** Start of Items **

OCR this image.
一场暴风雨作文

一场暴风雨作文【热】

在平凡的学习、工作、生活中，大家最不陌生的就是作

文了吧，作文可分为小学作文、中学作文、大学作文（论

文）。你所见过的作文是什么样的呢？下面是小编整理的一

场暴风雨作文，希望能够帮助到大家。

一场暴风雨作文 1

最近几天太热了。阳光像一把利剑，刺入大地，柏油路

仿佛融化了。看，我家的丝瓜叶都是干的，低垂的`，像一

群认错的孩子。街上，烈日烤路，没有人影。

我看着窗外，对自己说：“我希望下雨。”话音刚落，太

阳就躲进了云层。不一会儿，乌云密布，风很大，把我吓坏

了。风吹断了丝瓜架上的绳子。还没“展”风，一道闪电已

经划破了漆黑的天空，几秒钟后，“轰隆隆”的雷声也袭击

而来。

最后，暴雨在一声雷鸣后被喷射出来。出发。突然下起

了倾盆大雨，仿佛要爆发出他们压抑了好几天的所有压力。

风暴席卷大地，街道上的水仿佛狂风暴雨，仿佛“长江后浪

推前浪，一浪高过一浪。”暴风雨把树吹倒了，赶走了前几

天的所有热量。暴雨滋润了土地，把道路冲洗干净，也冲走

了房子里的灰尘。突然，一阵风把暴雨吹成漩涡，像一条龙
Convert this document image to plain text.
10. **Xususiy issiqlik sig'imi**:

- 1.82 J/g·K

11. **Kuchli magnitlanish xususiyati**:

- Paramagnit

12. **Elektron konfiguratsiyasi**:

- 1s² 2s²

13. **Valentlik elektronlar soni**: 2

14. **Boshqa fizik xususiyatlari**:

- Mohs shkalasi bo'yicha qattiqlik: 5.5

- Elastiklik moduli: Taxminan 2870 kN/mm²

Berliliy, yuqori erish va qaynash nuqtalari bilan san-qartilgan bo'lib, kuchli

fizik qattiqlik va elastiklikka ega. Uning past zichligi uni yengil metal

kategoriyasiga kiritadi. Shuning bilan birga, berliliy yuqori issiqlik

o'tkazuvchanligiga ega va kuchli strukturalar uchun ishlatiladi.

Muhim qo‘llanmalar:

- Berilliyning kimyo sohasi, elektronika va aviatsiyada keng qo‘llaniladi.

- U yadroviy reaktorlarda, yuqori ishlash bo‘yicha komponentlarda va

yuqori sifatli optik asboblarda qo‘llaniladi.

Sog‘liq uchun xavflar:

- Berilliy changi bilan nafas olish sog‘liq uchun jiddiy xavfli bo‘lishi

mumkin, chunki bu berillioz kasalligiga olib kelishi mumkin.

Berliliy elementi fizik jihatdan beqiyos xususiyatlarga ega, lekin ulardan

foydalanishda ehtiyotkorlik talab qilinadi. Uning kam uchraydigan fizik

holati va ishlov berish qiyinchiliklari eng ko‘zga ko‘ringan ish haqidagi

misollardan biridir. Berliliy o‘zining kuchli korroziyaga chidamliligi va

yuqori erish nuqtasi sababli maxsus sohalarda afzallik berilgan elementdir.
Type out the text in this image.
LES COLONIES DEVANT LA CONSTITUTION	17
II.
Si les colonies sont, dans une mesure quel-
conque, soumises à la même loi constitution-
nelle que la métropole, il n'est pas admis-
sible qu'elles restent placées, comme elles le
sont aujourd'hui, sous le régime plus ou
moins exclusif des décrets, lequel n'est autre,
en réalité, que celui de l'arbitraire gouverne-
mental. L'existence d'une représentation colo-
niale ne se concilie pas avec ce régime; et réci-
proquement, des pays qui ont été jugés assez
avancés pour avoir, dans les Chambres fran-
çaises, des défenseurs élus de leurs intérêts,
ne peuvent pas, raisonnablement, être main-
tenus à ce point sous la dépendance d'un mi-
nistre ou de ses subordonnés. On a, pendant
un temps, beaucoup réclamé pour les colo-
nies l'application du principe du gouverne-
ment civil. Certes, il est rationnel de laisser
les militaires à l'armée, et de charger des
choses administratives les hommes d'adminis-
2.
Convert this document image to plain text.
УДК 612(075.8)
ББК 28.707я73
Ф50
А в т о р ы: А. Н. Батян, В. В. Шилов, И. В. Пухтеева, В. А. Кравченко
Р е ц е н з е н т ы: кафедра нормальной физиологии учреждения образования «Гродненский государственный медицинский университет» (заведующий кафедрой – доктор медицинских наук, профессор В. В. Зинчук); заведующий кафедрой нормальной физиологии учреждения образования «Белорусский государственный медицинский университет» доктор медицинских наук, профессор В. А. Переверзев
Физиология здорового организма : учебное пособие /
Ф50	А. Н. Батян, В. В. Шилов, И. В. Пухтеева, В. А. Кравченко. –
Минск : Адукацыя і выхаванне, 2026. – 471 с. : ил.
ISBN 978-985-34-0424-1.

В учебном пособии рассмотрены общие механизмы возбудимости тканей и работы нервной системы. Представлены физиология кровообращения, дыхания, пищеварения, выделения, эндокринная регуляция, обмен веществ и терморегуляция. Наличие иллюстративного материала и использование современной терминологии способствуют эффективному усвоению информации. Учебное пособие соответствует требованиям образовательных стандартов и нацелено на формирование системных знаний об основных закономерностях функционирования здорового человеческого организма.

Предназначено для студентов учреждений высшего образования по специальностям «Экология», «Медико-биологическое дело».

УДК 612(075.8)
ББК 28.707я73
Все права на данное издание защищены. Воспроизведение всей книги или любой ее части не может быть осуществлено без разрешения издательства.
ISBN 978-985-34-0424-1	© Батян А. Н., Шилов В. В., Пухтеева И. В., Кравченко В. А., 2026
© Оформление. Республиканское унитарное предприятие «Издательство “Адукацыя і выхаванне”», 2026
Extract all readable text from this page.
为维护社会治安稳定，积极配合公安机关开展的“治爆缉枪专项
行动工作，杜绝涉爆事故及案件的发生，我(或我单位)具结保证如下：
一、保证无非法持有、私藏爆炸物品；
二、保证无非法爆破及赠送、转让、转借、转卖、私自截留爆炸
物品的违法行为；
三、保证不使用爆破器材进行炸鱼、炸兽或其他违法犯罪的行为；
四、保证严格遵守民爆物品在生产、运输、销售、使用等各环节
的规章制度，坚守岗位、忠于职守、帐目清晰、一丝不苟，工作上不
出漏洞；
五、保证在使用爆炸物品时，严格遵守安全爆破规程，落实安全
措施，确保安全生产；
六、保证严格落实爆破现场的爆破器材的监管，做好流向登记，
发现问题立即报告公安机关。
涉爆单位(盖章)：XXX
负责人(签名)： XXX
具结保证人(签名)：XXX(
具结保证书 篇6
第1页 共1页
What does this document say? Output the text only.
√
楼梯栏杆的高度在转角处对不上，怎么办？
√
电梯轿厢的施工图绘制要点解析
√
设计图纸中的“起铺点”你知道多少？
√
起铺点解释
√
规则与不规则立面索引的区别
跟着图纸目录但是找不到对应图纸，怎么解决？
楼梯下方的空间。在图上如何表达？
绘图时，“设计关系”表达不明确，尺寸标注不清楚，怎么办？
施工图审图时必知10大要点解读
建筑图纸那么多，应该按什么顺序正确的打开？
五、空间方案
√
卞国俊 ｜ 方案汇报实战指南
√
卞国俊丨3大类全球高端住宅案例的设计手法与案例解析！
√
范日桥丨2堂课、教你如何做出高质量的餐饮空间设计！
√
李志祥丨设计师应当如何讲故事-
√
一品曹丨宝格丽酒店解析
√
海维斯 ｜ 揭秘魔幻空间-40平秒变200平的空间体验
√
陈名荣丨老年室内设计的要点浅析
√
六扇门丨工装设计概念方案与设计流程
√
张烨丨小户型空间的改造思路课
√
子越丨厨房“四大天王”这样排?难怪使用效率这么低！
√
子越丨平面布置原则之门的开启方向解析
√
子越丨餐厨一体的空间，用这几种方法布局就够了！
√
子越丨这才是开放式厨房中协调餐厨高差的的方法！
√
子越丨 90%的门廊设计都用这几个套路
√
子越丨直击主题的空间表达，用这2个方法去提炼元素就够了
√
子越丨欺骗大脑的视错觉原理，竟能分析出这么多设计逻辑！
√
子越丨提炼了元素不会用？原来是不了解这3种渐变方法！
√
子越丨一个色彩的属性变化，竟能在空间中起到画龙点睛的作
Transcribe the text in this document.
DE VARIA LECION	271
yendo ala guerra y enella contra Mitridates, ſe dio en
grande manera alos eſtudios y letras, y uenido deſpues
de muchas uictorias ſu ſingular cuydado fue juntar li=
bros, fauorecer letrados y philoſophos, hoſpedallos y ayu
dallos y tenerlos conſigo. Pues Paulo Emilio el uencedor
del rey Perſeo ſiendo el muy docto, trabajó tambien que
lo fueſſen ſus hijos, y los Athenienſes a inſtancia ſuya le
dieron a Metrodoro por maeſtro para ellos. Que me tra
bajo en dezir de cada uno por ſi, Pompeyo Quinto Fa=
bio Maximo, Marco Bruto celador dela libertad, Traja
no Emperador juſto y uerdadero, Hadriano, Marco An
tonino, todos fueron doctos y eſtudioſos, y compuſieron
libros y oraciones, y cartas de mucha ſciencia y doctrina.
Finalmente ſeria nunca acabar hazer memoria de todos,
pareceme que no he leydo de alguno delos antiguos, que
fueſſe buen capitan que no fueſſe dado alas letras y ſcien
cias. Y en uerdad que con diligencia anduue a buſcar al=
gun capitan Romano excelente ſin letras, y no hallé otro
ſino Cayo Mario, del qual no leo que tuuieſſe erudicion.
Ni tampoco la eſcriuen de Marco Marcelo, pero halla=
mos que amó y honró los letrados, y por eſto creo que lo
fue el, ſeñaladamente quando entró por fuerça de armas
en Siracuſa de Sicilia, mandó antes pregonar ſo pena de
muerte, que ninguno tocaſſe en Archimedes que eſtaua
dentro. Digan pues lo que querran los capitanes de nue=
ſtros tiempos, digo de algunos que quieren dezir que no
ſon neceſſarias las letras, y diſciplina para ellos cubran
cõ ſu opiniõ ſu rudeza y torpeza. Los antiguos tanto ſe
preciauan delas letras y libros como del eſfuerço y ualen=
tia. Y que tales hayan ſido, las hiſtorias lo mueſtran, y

** End of Items **

> [To do]: Count every line in the entries above where the word "todos" appears; respond with the number alone.

> [Answer in full]: 2